**What the task asks:**
Of the lines in the entries below, state how many hold the word "this". Say nothing else.

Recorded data
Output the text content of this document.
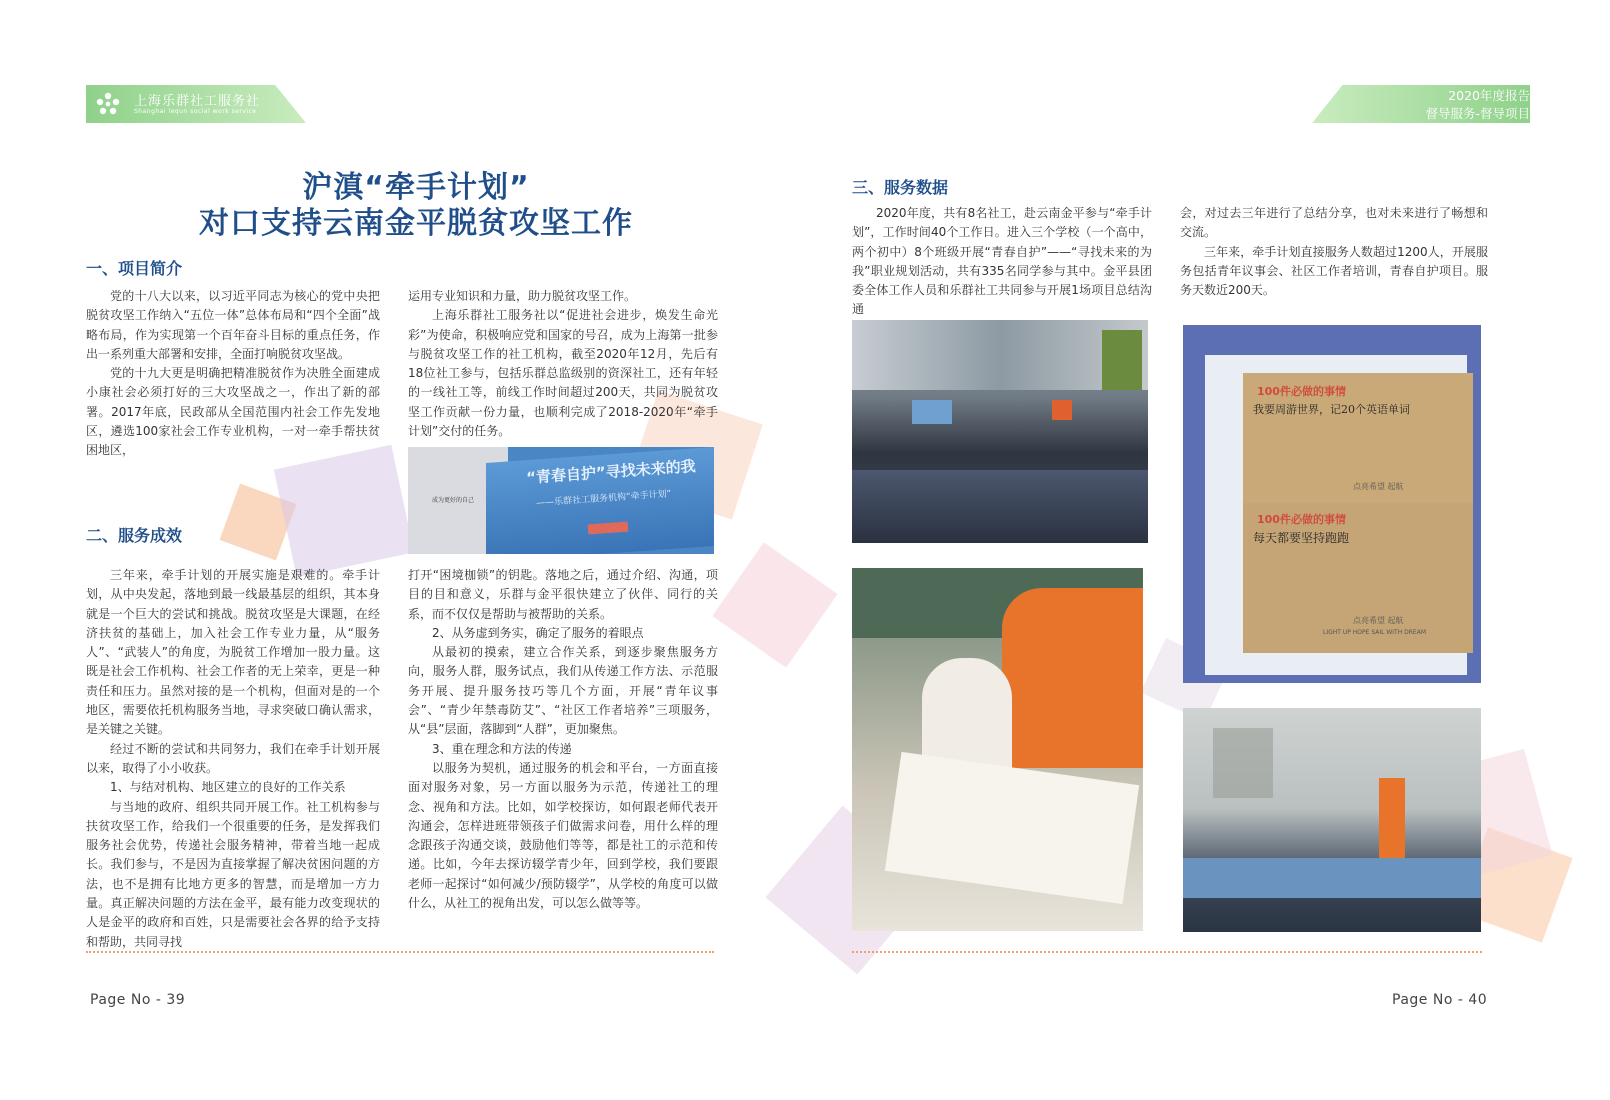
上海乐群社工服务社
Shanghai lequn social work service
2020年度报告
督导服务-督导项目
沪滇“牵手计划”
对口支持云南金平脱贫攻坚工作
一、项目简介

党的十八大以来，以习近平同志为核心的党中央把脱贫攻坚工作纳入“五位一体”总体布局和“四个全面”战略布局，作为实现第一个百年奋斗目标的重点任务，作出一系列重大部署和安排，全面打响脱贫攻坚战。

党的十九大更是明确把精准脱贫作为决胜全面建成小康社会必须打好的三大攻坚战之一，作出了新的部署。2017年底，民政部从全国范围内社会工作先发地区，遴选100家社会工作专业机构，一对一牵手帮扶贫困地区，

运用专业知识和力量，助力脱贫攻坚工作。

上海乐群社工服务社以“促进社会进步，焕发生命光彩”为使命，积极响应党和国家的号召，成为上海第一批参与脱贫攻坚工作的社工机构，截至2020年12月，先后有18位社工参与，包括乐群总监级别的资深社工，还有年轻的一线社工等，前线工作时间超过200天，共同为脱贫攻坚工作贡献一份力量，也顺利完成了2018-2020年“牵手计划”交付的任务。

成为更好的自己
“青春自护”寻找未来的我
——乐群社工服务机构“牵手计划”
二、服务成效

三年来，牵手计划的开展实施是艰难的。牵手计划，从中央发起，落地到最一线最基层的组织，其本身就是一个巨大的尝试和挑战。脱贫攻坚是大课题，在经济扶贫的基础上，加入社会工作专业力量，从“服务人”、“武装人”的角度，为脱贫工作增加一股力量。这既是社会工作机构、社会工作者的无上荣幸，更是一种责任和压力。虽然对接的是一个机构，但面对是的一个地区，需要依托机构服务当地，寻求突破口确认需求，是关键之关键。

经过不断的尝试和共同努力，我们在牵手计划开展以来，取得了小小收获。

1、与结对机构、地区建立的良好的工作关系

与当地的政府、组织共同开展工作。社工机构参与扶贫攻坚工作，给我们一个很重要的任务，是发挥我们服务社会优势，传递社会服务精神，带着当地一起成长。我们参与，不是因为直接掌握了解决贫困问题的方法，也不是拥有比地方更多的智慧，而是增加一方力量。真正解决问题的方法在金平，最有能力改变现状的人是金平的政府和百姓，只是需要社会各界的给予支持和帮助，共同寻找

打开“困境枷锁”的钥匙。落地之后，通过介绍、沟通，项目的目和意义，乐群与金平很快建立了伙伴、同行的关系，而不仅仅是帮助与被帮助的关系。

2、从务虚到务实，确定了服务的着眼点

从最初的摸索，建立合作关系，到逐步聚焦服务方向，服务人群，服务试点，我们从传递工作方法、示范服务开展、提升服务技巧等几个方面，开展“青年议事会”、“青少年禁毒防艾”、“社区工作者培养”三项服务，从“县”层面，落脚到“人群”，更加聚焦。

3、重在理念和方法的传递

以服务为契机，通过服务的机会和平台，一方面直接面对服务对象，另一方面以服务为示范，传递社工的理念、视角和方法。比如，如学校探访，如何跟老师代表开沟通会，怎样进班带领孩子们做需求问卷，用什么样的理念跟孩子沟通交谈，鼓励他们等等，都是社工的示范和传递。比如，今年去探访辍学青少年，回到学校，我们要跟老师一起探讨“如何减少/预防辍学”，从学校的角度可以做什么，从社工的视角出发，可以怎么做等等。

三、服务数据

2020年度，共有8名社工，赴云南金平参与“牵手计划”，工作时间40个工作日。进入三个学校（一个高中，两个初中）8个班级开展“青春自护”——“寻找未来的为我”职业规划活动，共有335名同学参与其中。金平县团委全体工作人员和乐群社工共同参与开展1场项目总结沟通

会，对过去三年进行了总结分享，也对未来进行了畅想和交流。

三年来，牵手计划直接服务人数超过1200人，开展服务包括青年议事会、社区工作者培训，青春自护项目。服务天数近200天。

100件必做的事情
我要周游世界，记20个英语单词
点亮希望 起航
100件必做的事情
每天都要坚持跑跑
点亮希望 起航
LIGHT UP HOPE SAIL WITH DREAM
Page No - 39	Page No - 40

==

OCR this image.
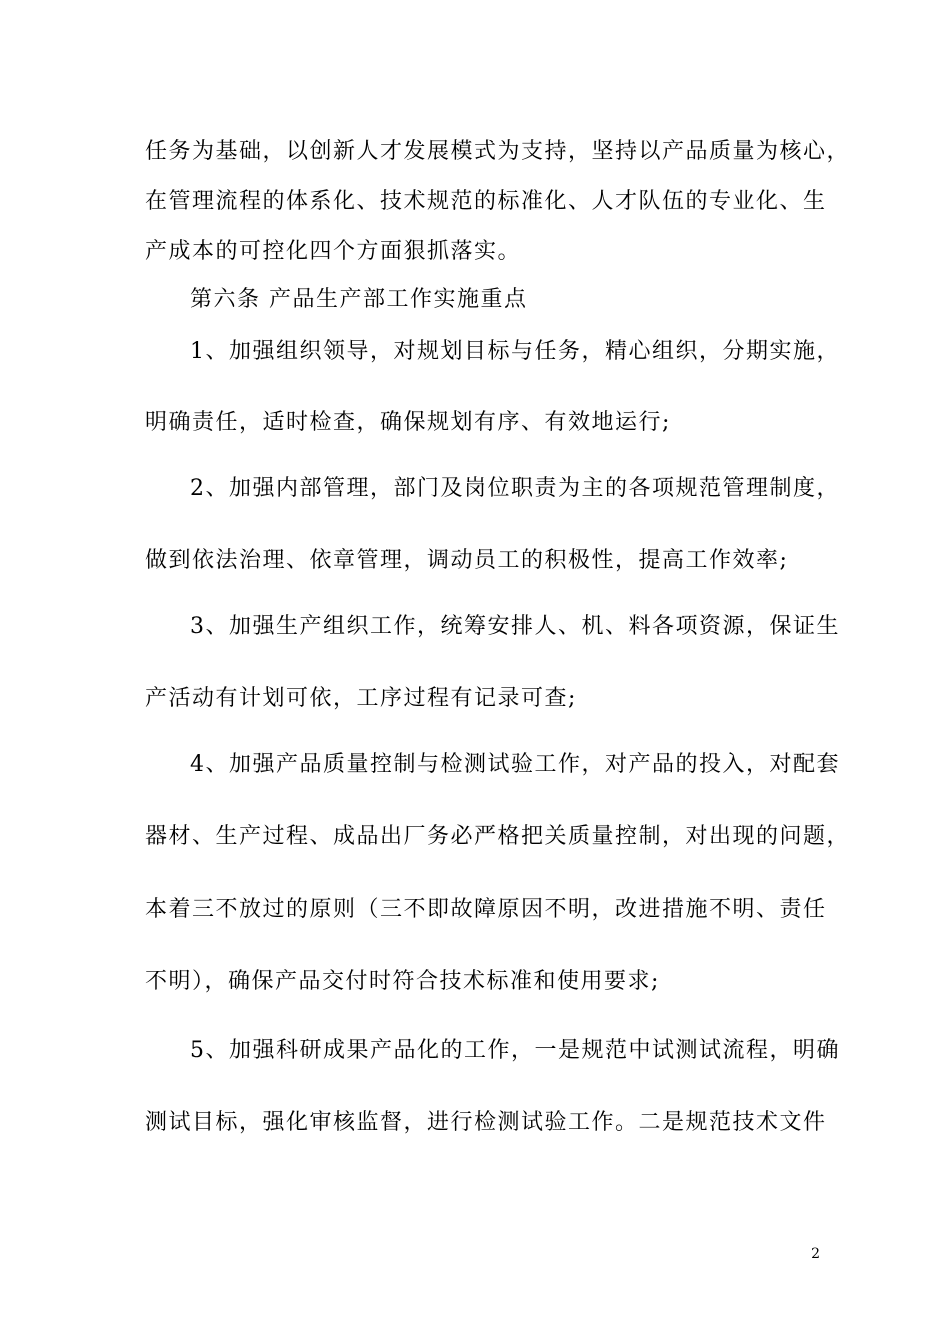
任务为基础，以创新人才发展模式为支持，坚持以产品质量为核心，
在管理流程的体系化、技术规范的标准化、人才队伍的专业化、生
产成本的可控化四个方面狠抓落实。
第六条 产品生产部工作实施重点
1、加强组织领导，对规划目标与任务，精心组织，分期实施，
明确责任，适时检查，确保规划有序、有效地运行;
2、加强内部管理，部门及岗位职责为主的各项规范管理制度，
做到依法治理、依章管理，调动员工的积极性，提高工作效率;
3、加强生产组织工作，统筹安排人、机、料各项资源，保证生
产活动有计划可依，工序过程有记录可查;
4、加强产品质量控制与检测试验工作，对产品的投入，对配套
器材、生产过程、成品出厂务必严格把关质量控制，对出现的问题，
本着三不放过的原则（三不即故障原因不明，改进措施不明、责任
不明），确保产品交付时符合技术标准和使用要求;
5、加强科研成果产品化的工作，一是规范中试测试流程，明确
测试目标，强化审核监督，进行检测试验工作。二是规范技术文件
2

**Problem solution:**
2